Search the material below for the word "чтобы". Copy every line that has it.

Data records:
Start
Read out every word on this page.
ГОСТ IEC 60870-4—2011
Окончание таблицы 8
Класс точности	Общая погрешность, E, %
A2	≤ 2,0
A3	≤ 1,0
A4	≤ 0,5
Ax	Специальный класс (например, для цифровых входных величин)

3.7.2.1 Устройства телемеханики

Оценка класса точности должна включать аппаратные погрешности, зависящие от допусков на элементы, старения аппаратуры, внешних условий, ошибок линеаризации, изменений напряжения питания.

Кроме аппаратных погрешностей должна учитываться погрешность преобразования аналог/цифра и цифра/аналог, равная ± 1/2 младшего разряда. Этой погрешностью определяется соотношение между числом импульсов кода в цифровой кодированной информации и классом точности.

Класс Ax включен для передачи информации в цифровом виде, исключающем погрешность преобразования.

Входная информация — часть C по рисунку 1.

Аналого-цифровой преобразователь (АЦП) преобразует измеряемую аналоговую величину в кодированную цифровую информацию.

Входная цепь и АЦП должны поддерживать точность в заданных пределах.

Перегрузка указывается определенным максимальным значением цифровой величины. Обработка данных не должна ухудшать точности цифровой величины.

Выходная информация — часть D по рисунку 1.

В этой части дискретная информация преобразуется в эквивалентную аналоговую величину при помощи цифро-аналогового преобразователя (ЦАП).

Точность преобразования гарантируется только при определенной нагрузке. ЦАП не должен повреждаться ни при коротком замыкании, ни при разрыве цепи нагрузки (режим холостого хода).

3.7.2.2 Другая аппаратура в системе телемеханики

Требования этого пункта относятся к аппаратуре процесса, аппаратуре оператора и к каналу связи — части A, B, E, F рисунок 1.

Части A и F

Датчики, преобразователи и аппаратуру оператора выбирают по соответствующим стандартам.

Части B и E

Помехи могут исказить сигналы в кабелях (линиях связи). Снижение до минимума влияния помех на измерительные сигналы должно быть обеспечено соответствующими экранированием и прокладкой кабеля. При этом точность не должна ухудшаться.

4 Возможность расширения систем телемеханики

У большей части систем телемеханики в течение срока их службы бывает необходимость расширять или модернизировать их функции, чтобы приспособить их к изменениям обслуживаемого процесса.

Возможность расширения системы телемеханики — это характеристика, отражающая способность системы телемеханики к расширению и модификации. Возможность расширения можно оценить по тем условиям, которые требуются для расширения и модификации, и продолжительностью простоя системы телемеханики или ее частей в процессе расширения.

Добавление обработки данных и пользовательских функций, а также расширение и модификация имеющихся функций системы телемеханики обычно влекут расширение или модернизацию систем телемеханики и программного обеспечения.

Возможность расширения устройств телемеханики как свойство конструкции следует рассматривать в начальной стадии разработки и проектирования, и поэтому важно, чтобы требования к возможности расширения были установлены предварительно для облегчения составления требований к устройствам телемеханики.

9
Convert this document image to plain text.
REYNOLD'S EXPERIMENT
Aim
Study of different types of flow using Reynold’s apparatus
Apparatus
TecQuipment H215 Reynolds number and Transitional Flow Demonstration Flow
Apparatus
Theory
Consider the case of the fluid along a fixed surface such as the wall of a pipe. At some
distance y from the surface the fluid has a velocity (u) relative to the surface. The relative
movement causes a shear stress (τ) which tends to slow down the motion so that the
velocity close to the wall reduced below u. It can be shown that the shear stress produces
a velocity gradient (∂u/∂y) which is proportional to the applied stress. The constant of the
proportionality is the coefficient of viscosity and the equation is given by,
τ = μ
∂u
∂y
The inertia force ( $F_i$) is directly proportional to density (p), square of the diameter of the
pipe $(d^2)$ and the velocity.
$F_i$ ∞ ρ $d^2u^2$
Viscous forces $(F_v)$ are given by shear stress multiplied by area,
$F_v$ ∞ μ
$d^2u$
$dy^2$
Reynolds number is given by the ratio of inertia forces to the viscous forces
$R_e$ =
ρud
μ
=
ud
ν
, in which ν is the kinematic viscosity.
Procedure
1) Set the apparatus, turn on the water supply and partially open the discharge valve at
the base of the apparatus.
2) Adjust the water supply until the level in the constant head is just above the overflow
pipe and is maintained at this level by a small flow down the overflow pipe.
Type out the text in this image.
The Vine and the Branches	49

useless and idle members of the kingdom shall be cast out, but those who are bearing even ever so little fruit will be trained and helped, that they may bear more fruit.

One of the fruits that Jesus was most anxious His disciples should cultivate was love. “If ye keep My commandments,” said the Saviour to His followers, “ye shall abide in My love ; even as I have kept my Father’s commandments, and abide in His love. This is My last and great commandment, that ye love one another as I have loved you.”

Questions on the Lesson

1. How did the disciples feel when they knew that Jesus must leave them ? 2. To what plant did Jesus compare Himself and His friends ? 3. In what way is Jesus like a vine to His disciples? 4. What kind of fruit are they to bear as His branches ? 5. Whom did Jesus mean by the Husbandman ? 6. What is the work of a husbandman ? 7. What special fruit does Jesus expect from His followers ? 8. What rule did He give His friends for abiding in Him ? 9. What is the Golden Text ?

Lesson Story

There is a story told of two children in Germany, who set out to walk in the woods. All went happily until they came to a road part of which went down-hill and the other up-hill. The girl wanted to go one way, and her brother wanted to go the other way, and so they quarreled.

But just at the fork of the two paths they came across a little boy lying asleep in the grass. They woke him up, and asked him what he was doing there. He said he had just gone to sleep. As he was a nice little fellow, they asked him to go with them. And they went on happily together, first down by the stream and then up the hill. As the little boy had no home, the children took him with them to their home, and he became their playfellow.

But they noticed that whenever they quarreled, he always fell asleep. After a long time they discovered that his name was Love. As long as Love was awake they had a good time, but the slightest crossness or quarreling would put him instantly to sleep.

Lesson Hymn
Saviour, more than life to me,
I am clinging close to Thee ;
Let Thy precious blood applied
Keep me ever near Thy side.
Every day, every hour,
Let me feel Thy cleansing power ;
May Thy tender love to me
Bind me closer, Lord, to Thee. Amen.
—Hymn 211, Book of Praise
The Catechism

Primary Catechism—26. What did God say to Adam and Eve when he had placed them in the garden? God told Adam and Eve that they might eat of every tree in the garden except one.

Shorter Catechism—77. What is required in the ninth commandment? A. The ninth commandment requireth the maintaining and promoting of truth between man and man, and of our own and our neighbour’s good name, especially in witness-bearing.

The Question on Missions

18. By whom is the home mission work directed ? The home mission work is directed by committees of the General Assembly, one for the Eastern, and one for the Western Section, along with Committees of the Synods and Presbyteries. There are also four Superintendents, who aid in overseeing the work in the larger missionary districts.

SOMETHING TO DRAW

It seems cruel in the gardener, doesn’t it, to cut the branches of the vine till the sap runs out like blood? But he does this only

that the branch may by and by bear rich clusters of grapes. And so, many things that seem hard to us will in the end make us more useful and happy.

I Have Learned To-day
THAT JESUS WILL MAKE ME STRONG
End
• [Complete response]:
У большей части систем телемеханики в течение срока их службы бывает необходимость расширять или модернизировать их функции, чтобы приспособить их к изменениям обслуживаемого процесса.
Возможность расширения устройств телемеханики как свойство конструкции следует рассматривать в начальной стадии разработки и проектирования, и поэтому важно, чтобы требования к возможности расширения были установлены предварительно для облегчения составления требований к устройствам телемеханики.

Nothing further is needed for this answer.